-- Start PROVIDED ENTRIES --
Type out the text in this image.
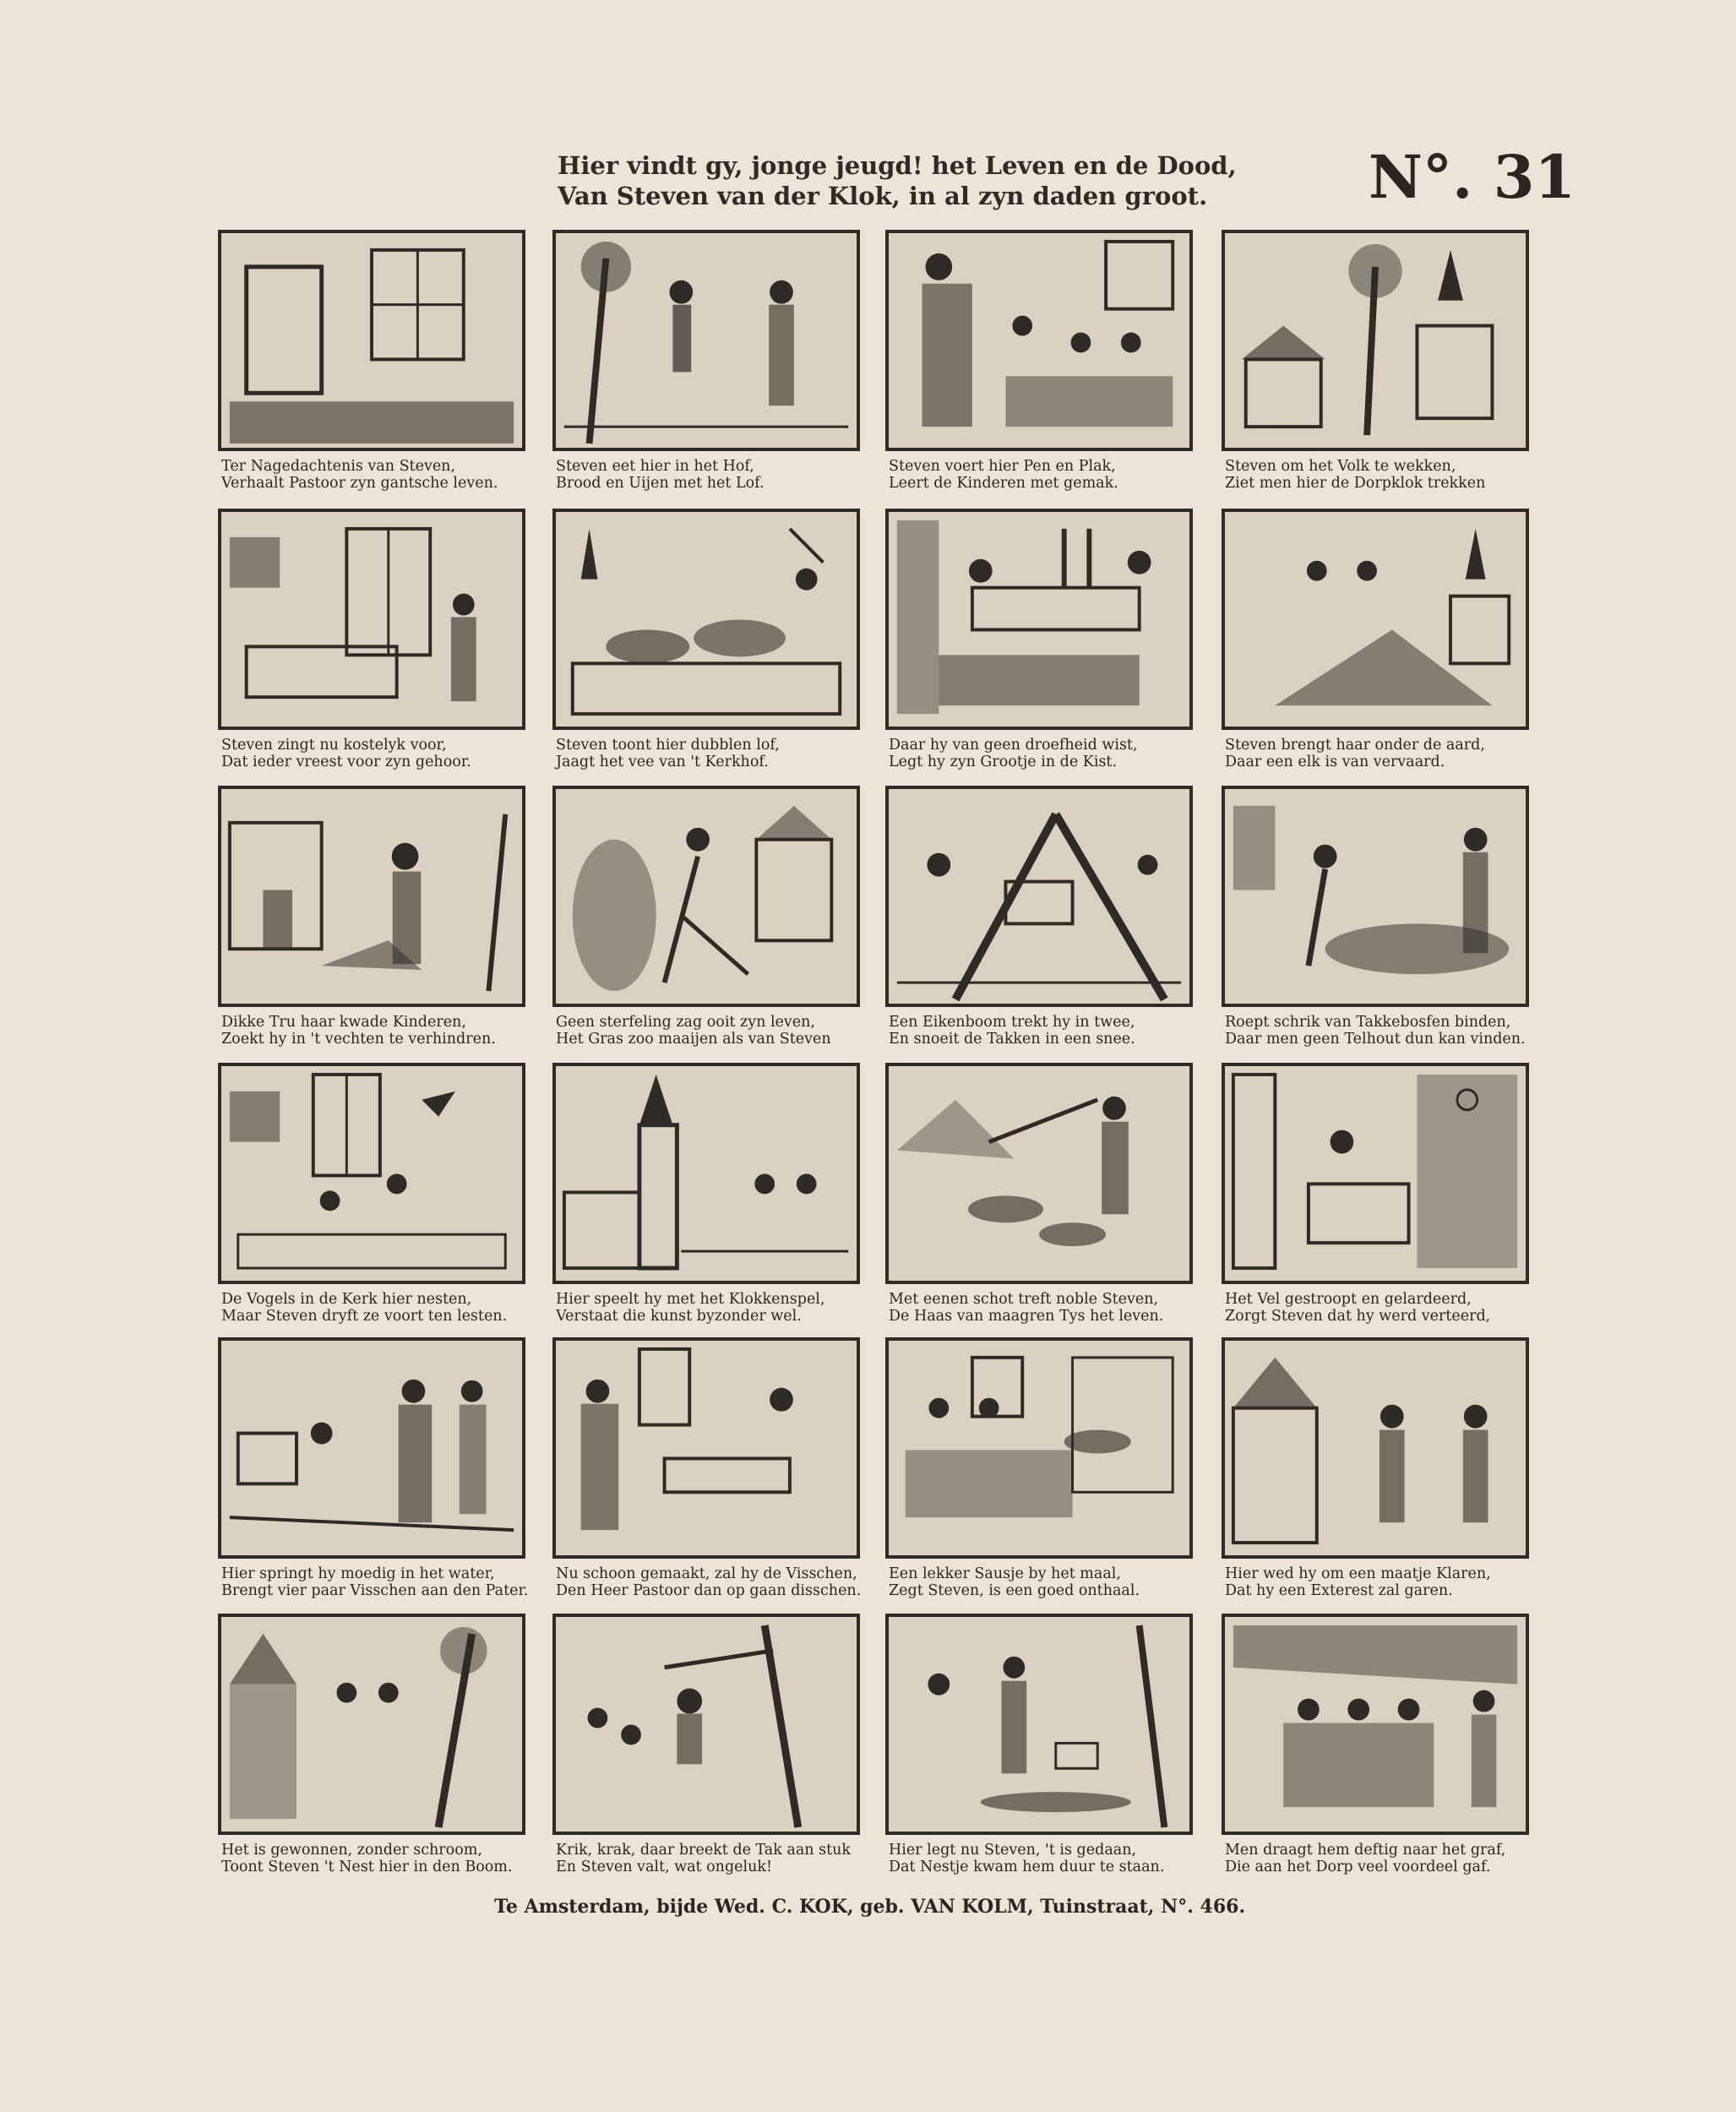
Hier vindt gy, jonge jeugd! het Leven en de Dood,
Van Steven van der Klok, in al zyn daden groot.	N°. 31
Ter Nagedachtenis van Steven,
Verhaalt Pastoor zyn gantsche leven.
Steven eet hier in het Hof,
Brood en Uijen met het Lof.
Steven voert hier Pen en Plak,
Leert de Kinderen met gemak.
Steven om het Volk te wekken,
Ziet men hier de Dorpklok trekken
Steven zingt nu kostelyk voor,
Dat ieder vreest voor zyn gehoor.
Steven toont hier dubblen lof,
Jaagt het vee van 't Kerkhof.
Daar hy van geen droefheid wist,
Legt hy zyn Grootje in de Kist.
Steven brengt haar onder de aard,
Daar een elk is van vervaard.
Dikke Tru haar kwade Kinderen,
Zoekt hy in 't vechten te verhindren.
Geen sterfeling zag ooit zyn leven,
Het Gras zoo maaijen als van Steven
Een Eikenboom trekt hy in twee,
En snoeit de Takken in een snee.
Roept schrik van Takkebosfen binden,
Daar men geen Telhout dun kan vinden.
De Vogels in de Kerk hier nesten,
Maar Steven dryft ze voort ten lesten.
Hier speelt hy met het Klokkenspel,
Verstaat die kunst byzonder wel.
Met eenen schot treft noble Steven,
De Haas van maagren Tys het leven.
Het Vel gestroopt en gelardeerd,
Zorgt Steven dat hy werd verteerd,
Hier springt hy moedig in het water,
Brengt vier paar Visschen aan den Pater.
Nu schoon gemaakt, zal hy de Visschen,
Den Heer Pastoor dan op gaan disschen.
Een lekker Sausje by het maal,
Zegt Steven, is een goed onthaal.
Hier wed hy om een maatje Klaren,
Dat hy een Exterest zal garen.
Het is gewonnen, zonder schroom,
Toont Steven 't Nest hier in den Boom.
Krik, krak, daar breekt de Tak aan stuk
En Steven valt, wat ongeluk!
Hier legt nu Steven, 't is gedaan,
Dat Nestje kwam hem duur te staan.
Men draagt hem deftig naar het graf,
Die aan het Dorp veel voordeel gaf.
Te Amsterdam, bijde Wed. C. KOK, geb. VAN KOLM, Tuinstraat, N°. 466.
-- End PROVIDED ENTRIES --
**SHORT PROBLEM**
In the copy, include all records verbatim but no images.

**REPLY TO THE TASK**
Type out the text in this image.
Hier vindt gy, jonge jeugd! het Leven en de Dood,
Van Steven van der Klok, in al zyn daden groot.	N°. 31
Ter Nagedachtenis van Steven,
Verhaalt Pastoor zyn gantsche leven.
Steven eet hier in het Hof,
Brood en Uijen met het Lof.
Steven voert hier Pen en Plak,
Leert de Kinderen met gemak.
Steven om het Volk te wekken,
Ziet men hier de Dorpklok trekken
Steven zingt nu kostelyk voor,
Dat ieder vreest voor zyn gehoor.
Steven toont hier dubblen lof,
Jaagt het vee van 't Kerkhof.
Daar hy van geen droefheid wist,
Legt hy zyn Grootje in de Kist.
Steven brengt haar onder de aard,
Daar een elk is van vervaard.
Dikke Tru haar kwade Kinderen,
Zoekt hy in 't vechten te verhindren.
Geen sterfeling zag ooit zyn leven,
Het Gras zoo maaijen als van Steven
Een Eikenboom trekt hy in twee,
En snoeit de Takken in een snee.
Roept schrik van Takkebosfen binden,
Daar men geen Telhout dun kan vinden.
De Vogels in de Kerk hier nesten,
Maar Steven dryft ze voort ten lesten.
Hier speelt hy met het Klokkenspel,
Verstaat die kunst byzonder wel.
Met eenen schot treft noble Steven,
De Haas van maagren Tys het leven.
Het Vel gestroopt en gelardeerd,
Zorgt Steven dat hy werd verteerd,
Hier springt hy moedig in het water,
Brengt vier paar Visschen aan den Pater.
Nu schoon gemaakt, zal hy de Visschen,
Den Heer Pastoor dan op gaan disschen.
Een lekker Sausje by het maal,
Zegt Steven, is een goed onthaal.
Hier wed hy om een maatje Klaren,
Dat hy een Exterest zal garen.
Het is gewonnen, zonder schroom,
Toont Steven 't Nest hier in den Boom.
Krik, krak, daar breekt de Tak aan stuk
En Steven valt, wat ongeluk!
Hier legt nu Steven, 't is gedaan,
Dat Nestje kwam hem duur te staan.
Men draagt hem deftig naar het graf,
Die aan het Dorp veel voordeel gaf.
Te Amsterdam, bijde Wed. C. KOK, geb. VAN KOLM, Tuinstraat, N°. 466.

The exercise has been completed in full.